§ Given task
Give the number of lines in this listing that contain the word "color", and nothing else.

§ Records for this exercise
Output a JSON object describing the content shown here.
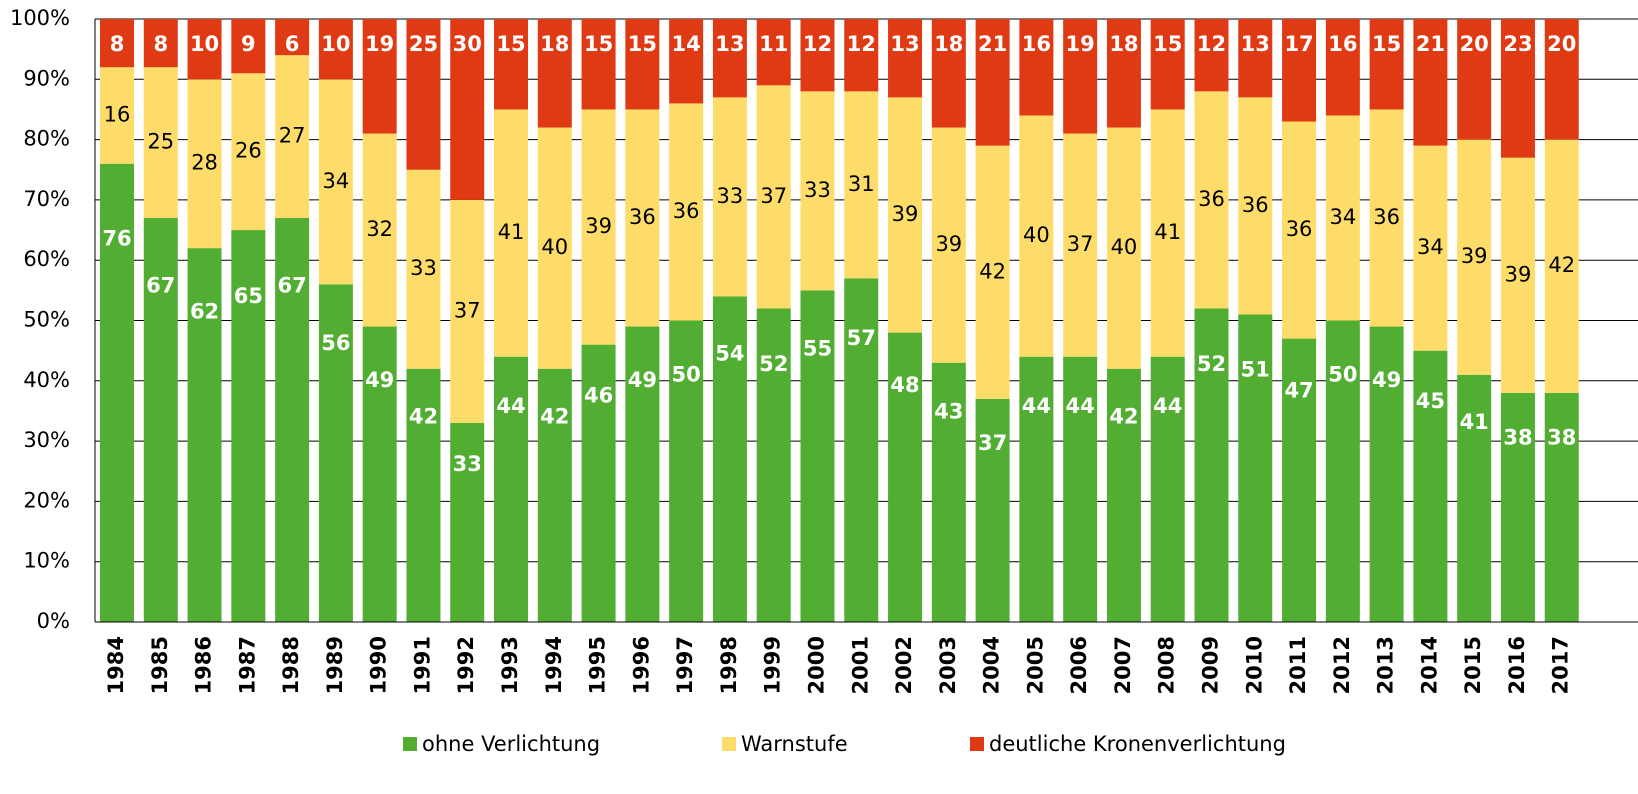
{
  "chart_data": {
    "type": "stacked-bar",
    "categories": [
      "1984",
      "1985",
      "1986",
      "1987",
      "1988",
      "1989",
      "1990",
      "1991",
      "1992",
      "1993",
      "1994",
      "1995",
      "1996",
      "1997",
      "1998",
      "1999",
      "2000",
      "2001",
      "2002",
      "2003",
      "2004",
      "2005",
      "2006",
      "2007",
      "2008",
      "2009",
      "2010",
      "2011",
      "2012",
      "2013",
      "2014",
      "2015",
      "2016",
      "2017"
    ],
    "series": [
      {
        "name": "ohne Verlichtung",
        "color": "#52ae32",
        "values": [
          76,
          67,
          62,
          65,
          67,
          56,
          49,
          42,
          33,
          44,
          42,
          46,
          49,
          50,
          54,
          52,
          55,
          57,
          48,
          43,
          37,
          44,
          44,
          42,
          44,
          52,
          51,
          47,
          50,
          49,
          45,
          41,
          38,
          38
        ]
      },
      {
        "name": "Warnstufe",
        "color": "#fddc6a",
        "values": [
          16,
          25,
          28,
          26,
          27,
          34,
          32,
          33,
          37,
          41,
          40,
          39,
          36,
          36,
          33,
          37,
          33,
          31,
          39,
          39,
          42,
          40,
          37,
          40,
          41,
          36,
          36,
          36,
          34,
          36,
          34,
          39,
          39,
          42
        ]
      },
      {
        "name": "deutliche Kronenverlichtung",
        "color": "#e03a14",
        "values": [
          8,
          8,
          10,
          9,
          6,
          10,
          19,
          25,
          30,
          15,
          18,
          15,
          15,
          14,
          13,
          11,
          12,
          12,
          13,
          18,
          21,
          16,
          19,
          18,
          15,
          12,
          13,
          17,
          16,
          15,
          21,
          20,
          23,
          20
        ]
      }
    ],
    "ylim": [
      0,
      100
    ],
    "yticks": [
      {
        "value": 0,
        "label": "0%"
      },
      {
        "value": 10,
        "label": "10%"
      },
      {
        "value": 20,
        "label": "20%"
      },
      {
        "value": 30,
        "label": "30%"
      },
      {
        "value": 40,
        "label": "40%"
      },
      {
        "value": 50,
        "label": "50%"
      },
      {
        "value": 60,
        "label": "60%"
      },
      {
        "value": 70,
        "label": "70%"
      },
      {
        "value": 80,
        "label": "80%"
      },
      {
        "value": 90,
        "label": "90%"
      },
      {
        "value": 100,
        "label": "100%"
      }
    ],
    "grid": true,
    "legend": "bottom"
  }
}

§ Right answer
3